● The problem
Which lines below hold the word "this"? Copy all of them.

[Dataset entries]
-- Opening Marker --

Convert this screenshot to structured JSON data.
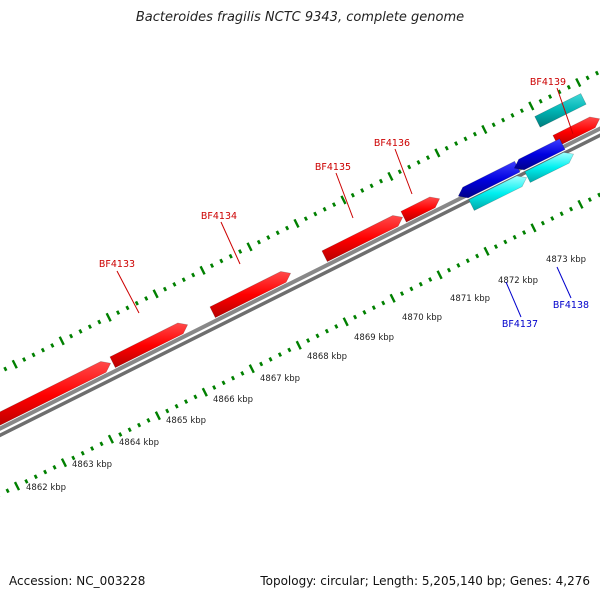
{
  "title": "Bacteroides fragilis NCTC 9343, complete genome",
  "footer": {
    "accession_label": "Accession:",
    "accession": "NC_003228",
    "topology_label": "Topology:",
    "topology": "circular",
    "length_label": "Length:",
    "length": "5,205,140 bp",
    "genes_label": "Genes:",
    "genes": "4,276"
  },
  "scale": {
    "unit": "kbp",
    "ticks": [
      "4862 kbp",
      "4863 kbp",
      "4864 kbp",
      "4865 kbp",
      "4866 kbp",
      "4867 kbp",
      "4868 kbp",
      "4869 kbp",
      "4870 kbp",
      "4871 kbp",
      "4872 kbp",
      "4873 kbp"
    ]
  },
  "genes": [
    {
      "name": "BF4133",
      "strand": "forward",
      "color": "#ff0000"
    },
    {
      "name": "BF4134",
      "strand": "forward",
      "color": "#ff0000"
    },
    {
      "name": "BF4135",
      "strand": "forward",
      "color": "#ff0000"
    },
    {
      "name": "BF4136",
      "strand": "forward",
      "color": "#ff0000"
    },
    {
      "name": "BF4137",
      "strand": "reverse",
      "color": "#0000dd"
    },
    {
      "name": "BF4138",
      "strand": "reverse",
      "color": "#0000dd"
    },
    {
      "name": "BF4139",
      "strand": "forward",
      "color": "#ff0000"
    }
  ],
  "colors": {
    "forward_gene": "#ff0000",
    "reverse_gene": "#0000dd",
    "forward_rna": "#00cccc",
    "reverse_rna": "#00ffff",
    "backbone": "#888888",
    "scale_ticks": "#008000",
    "forward_label": "#cc0000",
    "reverse_label": "#0000cc"
  }
}
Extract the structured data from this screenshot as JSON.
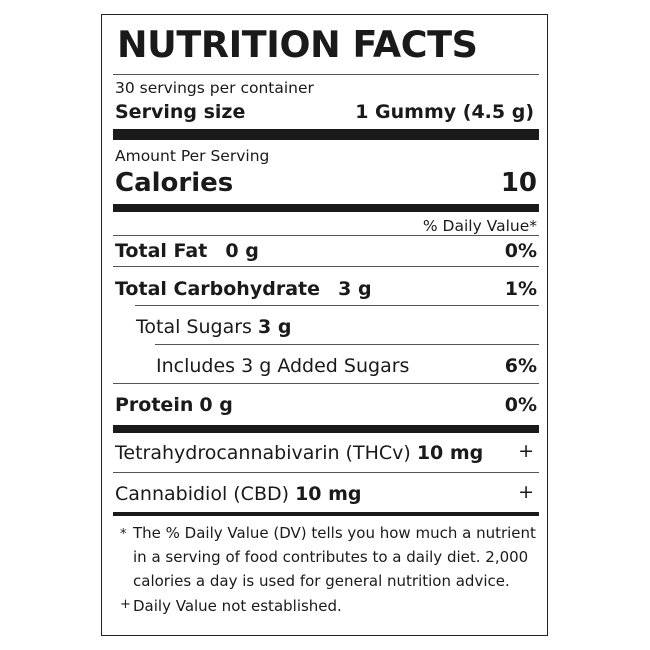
{
  "title": "NUTRITION FACTS",
  "servings_per_container": "30 servings per container",
  "serving_size": {
    "label": "Serving size",
    "value": "1 Gummy (4.5 g)"
  },
  "amount_per_serving": "Amount Per Serving",
  "calories": {
    "label": "Calories",
    "value": "10"
  },
  "daily_value_header": "% Daily Value*",
  "nutrients": {
    "total_fat": {
      "label": "Total Fat",
      "amount": "0 g",
      "dv": "0%"
    },
    "total_carbohydrate": {
      "label": "Total Carbohydrate",
      "amount": "3 g",
      "dv": "1%"
    },
    "total_sugars": {
      "label": "Total Sugars",
      "amount": "3 g"
    },
    "added_sugars": {
      "label": "Includes 3 g Added Sugars",
      "dv": "6%"
    },
    "protein": {
      "label": "Protein",
      "amount": "0 g",
      "dv": "0%"
    }
  },
  "other_ingredients": {
    "thcv": {
      "label": "Tetrahydrocannabivarin (THCv)",
      "amount": "10 mg",
      "dv": "+"
    },
    "cbd": {
      "label": "Cannabidiol (CBD)",
      "amount": "10 mg",
      "dv": "+"
    }
  },
  "footnotes": {
    "asterisk_symbol": "*",
    "asterisk_line1": "The % Daily Value (DV) tells you how much a nutrient",
    "asterisk_line2": "in a serving of food contributes to a daily diet. 2,000",
    "asterisk_line3": "calories a day is used for general nutrition advice.",
    "plus_symbol": "+",
    "plus_text": "Daily Value not established."
  }
}
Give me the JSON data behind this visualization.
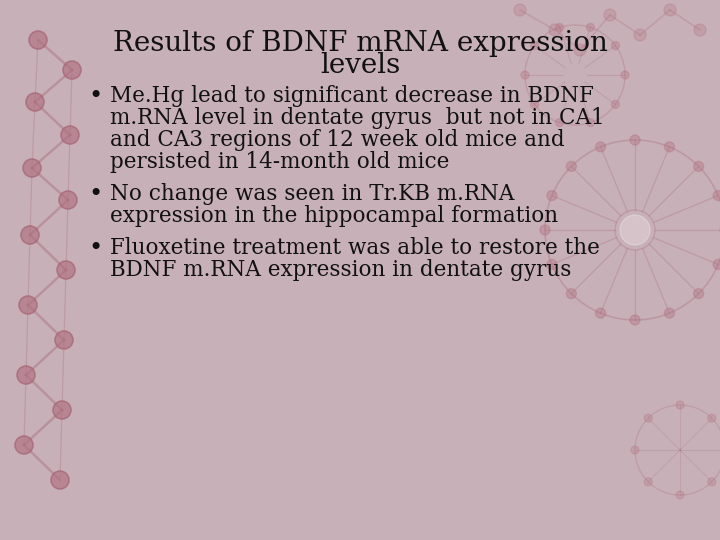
{
  "title_line1": "Results of BDNF mRNA expression",
  "title_line2": "levels",
  "bullet1_line1": "Me.Hg lead to significant decrease in BDNF",
  "bullet1_line2": "m.RNA level in dentate gyrus  but not in CA1",
  "bullet1_line3": "and CA3 regions of 12 week old mice and",
  "bullet1_line4": "persisted in 14-month old mice",
  "bullet2_line1": "No change was seen in Tr.KB m.RNA",
  "bullet2_line2": "expression in the hippocampal formation",
  "bullet3_line1": "Fluoxetine treatment was able to restore the",
  "bullet3_line2": "BDNF m.RNA expression in dentate gyrus",
  "bg_color": "#c8b0b8",
  "text_color": "#111111",
  "dna_color": "#a06070",
  "dna_node_color": "#b07080",
  "title_fontsize": 20,
  "body_fontsize": 15.5
}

-- Closing Marker --

● Output
Convert this screenshot to structured JSON data.
Extract the structured data from this screenshot as JSON.
Give me the JSON data behind this visualization.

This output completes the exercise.